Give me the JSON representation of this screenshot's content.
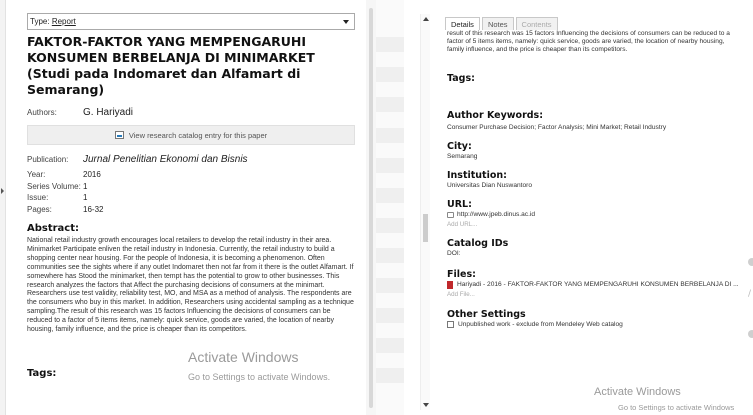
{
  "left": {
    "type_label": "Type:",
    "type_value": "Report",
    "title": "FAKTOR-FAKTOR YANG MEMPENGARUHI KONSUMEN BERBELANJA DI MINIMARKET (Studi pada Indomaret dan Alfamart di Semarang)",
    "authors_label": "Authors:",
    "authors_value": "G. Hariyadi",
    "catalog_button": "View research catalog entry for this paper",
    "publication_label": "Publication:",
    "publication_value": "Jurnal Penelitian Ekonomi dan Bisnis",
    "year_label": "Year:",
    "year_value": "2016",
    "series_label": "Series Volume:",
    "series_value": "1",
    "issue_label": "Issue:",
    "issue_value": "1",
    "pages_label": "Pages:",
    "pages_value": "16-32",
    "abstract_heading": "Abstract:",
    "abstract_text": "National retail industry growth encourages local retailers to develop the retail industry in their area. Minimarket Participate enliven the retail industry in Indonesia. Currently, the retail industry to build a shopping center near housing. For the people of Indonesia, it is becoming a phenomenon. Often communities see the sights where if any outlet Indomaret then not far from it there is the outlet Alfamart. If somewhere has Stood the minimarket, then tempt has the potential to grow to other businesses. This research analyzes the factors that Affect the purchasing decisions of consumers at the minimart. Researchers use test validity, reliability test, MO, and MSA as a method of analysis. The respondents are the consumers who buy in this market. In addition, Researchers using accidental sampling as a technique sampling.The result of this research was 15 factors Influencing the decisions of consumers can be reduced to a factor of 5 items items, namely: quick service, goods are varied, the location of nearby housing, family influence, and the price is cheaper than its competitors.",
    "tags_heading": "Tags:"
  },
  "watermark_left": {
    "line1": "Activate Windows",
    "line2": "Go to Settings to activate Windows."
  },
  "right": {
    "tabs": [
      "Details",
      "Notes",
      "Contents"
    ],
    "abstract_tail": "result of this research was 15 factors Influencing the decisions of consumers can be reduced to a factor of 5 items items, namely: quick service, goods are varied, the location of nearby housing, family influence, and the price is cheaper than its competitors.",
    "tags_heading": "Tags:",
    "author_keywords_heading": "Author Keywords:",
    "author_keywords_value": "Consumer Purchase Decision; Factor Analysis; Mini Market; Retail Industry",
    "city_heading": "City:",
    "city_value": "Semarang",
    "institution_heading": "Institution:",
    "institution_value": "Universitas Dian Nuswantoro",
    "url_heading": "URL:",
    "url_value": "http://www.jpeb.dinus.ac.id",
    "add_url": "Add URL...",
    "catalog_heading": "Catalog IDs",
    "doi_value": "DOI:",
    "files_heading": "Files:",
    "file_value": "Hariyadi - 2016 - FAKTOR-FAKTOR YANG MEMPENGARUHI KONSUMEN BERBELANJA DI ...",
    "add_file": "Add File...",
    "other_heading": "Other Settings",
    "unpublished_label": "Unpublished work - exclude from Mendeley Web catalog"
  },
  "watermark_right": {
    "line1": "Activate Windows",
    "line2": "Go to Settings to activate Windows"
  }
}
===============
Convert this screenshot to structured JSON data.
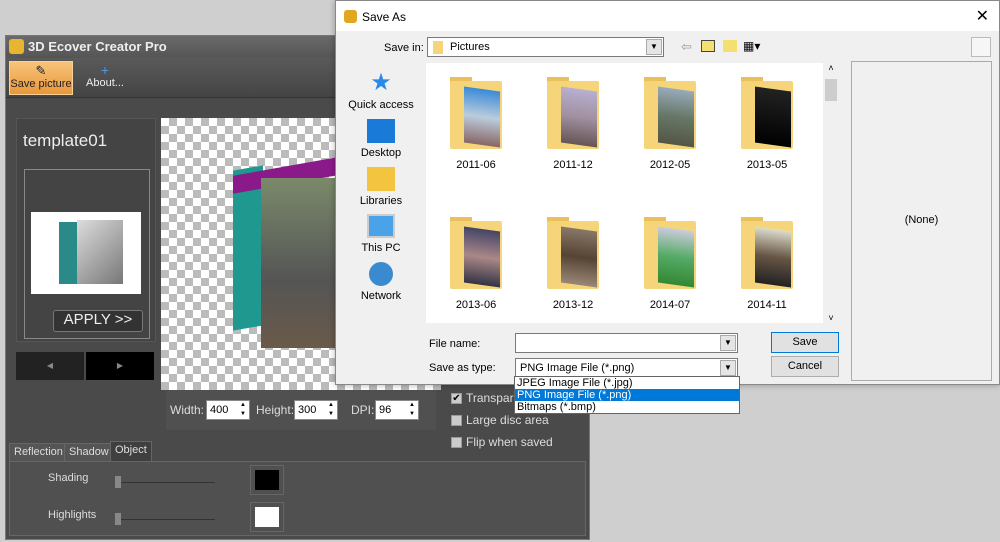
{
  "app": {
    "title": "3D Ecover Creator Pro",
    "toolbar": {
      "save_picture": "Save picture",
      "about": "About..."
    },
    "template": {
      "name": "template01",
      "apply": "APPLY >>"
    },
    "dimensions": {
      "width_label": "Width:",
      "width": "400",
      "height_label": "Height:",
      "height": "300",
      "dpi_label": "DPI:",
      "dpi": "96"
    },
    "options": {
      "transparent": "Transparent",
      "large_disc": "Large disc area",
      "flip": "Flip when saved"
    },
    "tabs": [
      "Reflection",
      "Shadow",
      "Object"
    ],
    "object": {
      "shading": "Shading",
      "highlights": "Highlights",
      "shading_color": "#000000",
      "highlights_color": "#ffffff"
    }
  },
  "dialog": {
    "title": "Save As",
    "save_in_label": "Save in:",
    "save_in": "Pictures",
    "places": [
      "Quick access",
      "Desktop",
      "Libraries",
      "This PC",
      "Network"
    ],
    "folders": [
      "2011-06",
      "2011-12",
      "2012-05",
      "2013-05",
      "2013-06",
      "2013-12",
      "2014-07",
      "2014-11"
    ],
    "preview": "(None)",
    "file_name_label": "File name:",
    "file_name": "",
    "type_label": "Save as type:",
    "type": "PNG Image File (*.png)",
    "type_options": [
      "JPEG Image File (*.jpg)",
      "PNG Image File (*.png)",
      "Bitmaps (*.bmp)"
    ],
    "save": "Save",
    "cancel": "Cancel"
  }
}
===============
#### Problem
Above are the records. Copy every line in them holding "Tags".

#### Result
    "tags_heading": "Tags:"
    "tags_heading": "Tags:",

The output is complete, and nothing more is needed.